Quote all entries in full, exactly.
________________________________________
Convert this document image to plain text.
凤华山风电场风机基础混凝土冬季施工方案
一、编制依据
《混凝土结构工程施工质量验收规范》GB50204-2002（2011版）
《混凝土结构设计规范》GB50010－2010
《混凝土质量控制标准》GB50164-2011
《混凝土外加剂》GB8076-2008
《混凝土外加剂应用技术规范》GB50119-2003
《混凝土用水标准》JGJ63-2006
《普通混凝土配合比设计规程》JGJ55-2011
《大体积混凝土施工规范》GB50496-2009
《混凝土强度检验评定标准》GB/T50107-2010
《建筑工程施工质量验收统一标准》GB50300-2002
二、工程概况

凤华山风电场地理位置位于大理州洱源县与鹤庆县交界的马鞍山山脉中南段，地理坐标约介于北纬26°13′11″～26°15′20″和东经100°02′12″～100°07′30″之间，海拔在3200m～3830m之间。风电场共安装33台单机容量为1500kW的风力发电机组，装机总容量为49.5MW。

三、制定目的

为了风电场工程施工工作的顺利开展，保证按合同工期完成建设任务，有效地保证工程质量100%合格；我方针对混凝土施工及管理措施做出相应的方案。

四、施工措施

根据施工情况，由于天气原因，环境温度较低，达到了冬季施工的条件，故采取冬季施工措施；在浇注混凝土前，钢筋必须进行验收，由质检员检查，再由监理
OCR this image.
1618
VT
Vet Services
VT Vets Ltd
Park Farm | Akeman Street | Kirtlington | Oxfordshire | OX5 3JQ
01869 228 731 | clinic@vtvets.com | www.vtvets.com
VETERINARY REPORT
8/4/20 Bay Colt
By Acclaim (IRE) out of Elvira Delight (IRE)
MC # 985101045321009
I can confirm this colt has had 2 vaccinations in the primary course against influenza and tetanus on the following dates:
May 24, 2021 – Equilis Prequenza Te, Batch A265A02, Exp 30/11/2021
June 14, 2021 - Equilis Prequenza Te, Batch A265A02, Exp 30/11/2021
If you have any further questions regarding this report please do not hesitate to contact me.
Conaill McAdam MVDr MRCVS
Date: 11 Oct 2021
________________________________________
▶ **Task result**:
Convert this document image to plain text.
凤华山风电场风机基础混凝土冬季施工方案
一、编制依据
《混凝土结构工程施工质量验收规范》GB50204-2002（2011版）
《混凝土结构设计规范》GB50010－2010
《混凝土质量控制标准》GB50164-2011
《混凝土外加剂》GB8076-2008
《混凝土外加剂应用技术规范》GB50119-2003
《混凝土用水标准》JGJ63-2006
《普通混凝土配合比设计规程》JGJ55-2011
《大体积混凝土施工规范》GB50496-2009
《混凝土强度检验评定标准》GB/T50107-2010
《建筑工程施工质量验收统一标准》GB50300-2002
二、工程概况

凤华山风电场地理位置位于大理州洱源县与鹤庆县交界的马鞍山山脉中南段，地理坐标约介于北纬26°13′11″～26°15′20″和东经100°02′12″～100°07′30″之间，海拔在3200m～3830m之间。风电场共安装33台单机容量为1500kW的风力发电机组，装机总容量为49.5MW。

三、制定目的

为了风电场工程施工工作的顺利开展，保证按合同工期完成建设任务，有效地保证工程质量100%合格；我方针对混凝土施工及管理措施做出相应的方案。

四、施工措施

根据施工情况，由于天气原因，环境温度较低，达到了冬季施工的条件，故采取冬季施工措施；在浇注混凝土前，钢筋必须进行验收，由质检员检查，再由监理
OCR this image.
1618
VT
Vet Services
VT Vets Ltd
Park Farm | Akeman Street | Kirtlington | Oxfordshire | OX5 3JQ
01869 228 731 | clinic@vtvets.com | www.vtvets.com
VETERINARY REPORT
8/4/20 Bay Colt
By Acclaim (IRE) out of Elvira Delight (IRE)
MC # 985101045321009
I can confirm this colt has had 2 vaccinations in the primary course against influenza and tetanus on the following dates:
May 24, 2021 – Equilis Prequenza Te, Batch A265A02, Exp 30/11/2021
June 14, 2021 - Equilis Prequenza Te, Batch A265A02, Exp 30/11/2021
If you have any further questions regarding this report please do not hesitate to contact me.
Conaill McAdam MVDr MRCVS
Date: 11 Oct 2021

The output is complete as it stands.